Dataset items
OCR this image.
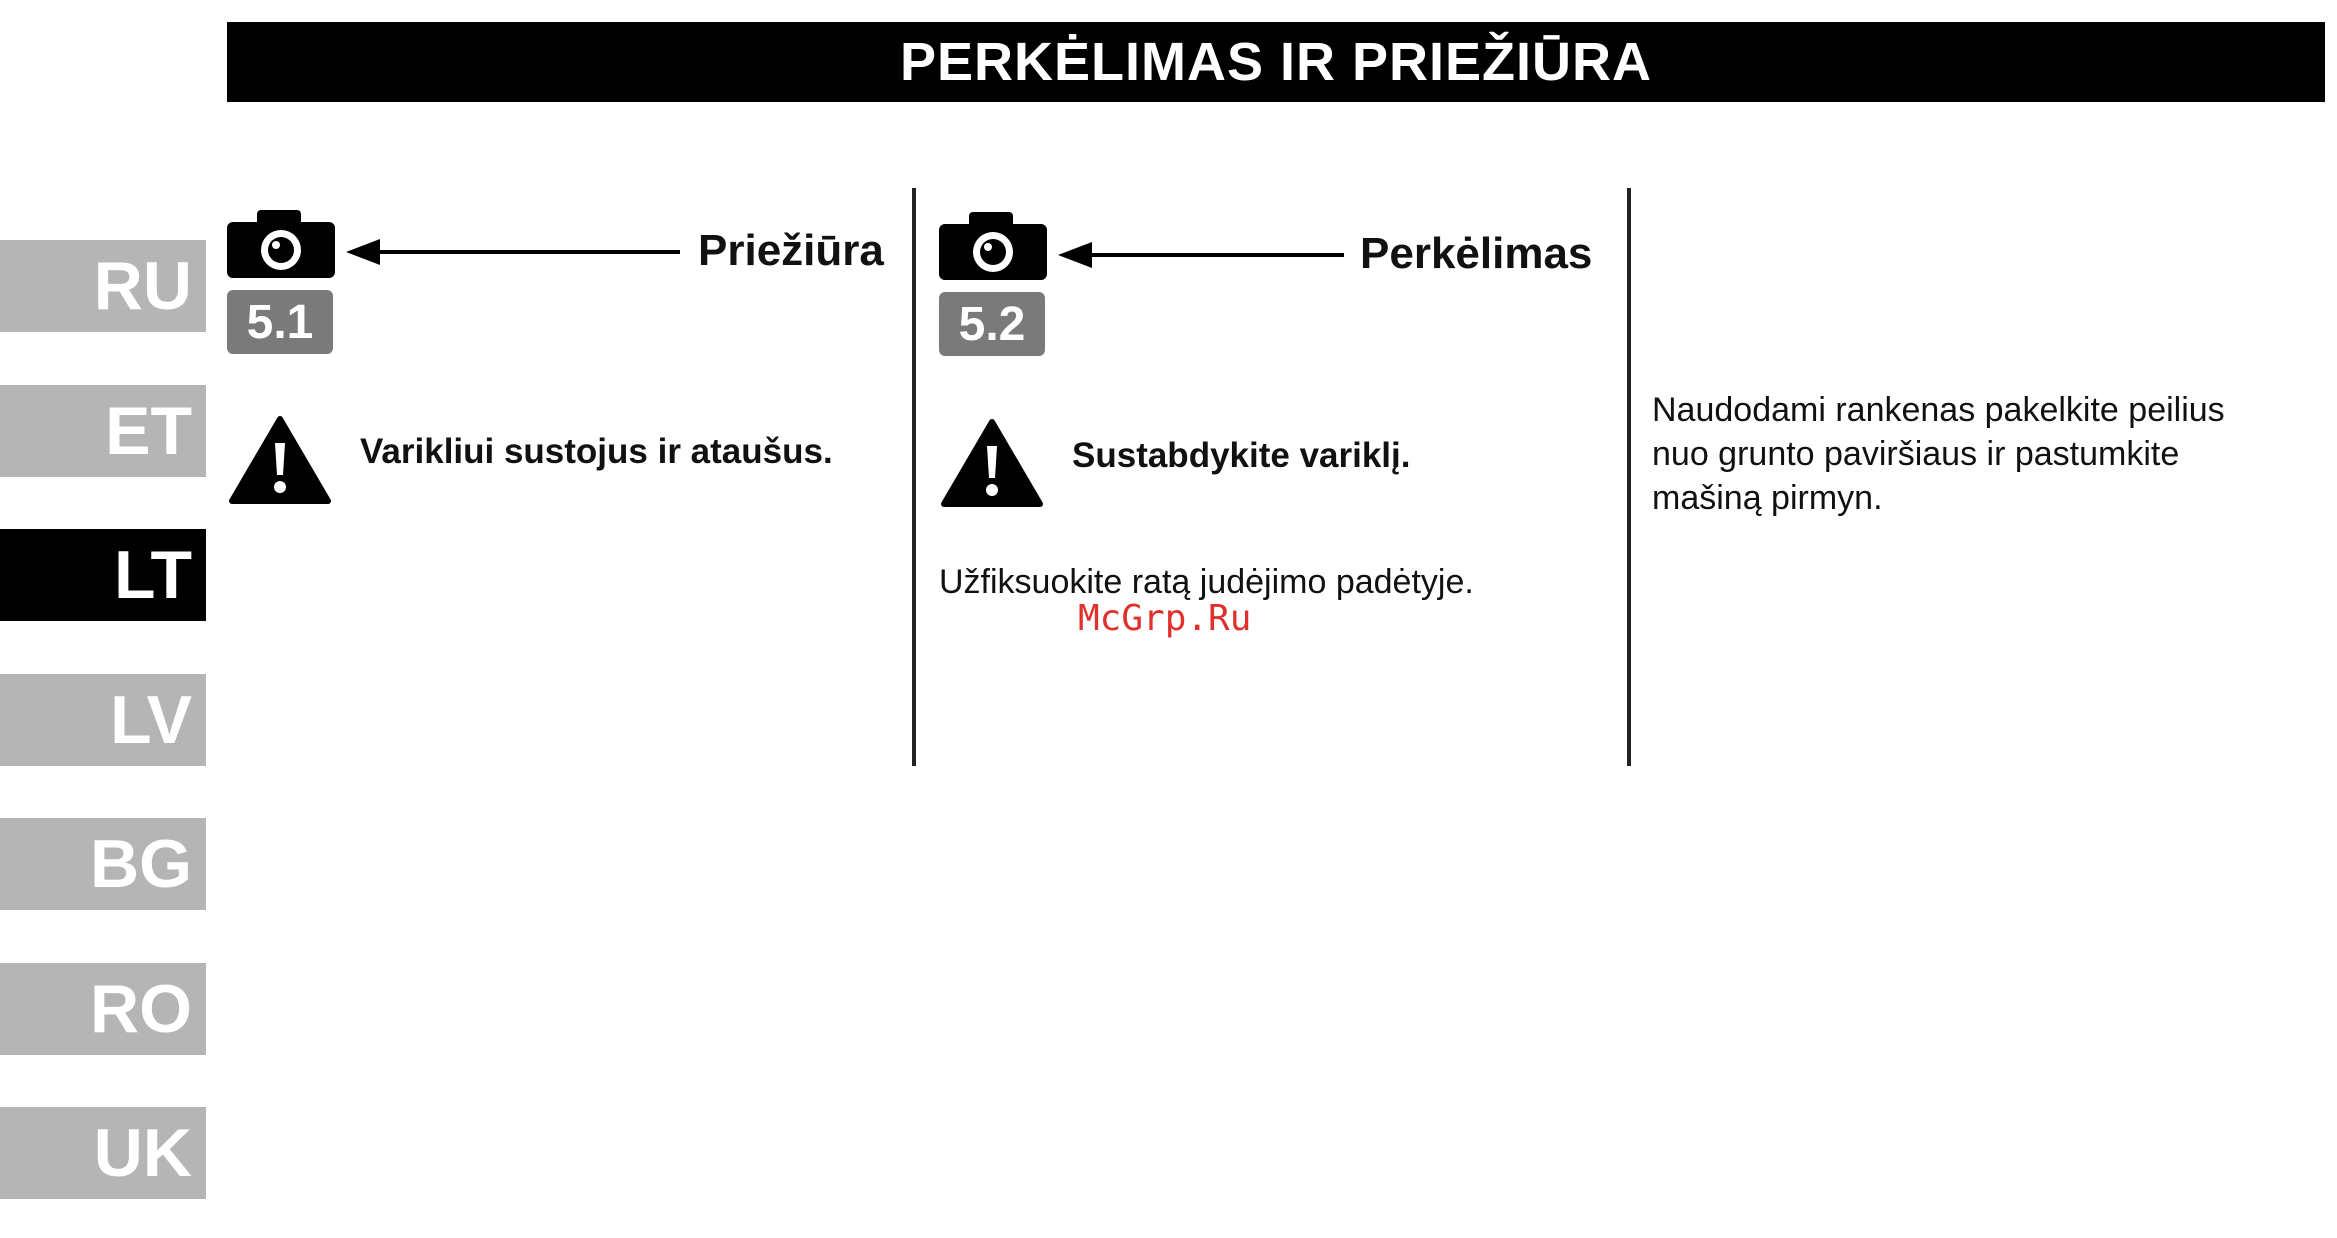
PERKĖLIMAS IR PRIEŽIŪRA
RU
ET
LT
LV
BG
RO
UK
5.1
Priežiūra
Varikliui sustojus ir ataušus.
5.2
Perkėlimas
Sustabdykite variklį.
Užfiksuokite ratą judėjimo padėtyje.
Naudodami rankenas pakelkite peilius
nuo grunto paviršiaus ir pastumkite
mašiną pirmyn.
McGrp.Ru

## [Given task]
Extract every line of the data exactly; pictures stay out.

## [The reply]
OCR this image.
PERKĖLIMAS IR PRIEŽIŪRA
RU
ET
LT
LV
BG
RO
UK
5.1
Priežiūra
Varikliui sustojus ir ataušus.
5.2
Perkėlimas
Sustabdykite variklį.
Užfiksuokite ratą judėjimo padėtyje.
Naudodami rankenas pakelkite peilius
nuo grunto paviršiaus ir pastumkite
mašiną pirmyn.
McGrp.Ru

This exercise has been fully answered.